Stated goal — Extract each line from the entries below that has the string "name" in it.

Given entries —

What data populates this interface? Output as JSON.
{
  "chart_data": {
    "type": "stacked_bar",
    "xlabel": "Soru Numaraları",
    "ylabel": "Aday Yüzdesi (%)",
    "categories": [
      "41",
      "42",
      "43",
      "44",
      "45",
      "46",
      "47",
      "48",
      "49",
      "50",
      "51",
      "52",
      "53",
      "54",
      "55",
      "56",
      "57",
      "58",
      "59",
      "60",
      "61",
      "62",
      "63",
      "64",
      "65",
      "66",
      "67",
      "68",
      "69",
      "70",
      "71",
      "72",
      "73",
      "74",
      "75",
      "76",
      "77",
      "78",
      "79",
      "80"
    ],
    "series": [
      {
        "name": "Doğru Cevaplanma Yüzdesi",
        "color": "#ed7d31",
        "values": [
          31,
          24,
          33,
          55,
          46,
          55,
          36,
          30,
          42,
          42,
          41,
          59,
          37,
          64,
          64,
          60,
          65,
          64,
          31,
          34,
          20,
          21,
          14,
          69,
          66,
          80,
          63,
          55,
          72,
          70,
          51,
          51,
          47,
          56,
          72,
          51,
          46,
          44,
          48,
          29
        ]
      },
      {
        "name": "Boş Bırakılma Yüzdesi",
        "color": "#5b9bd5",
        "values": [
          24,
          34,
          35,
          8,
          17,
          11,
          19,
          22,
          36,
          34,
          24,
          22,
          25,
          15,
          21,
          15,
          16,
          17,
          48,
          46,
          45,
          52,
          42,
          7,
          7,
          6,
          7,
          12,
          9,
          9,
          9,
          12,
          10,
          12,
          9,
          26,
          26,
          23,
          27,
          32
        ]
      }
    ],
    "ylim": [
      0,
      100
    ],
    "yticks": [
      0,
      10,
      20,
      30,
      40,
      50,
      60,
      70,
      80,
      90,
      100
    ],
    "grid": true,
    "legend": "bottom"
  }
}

Result —
        "name": "Doğru Cevaplanma Yüzdesi",
        "name": "Boş Bırakılma Yüzdesi",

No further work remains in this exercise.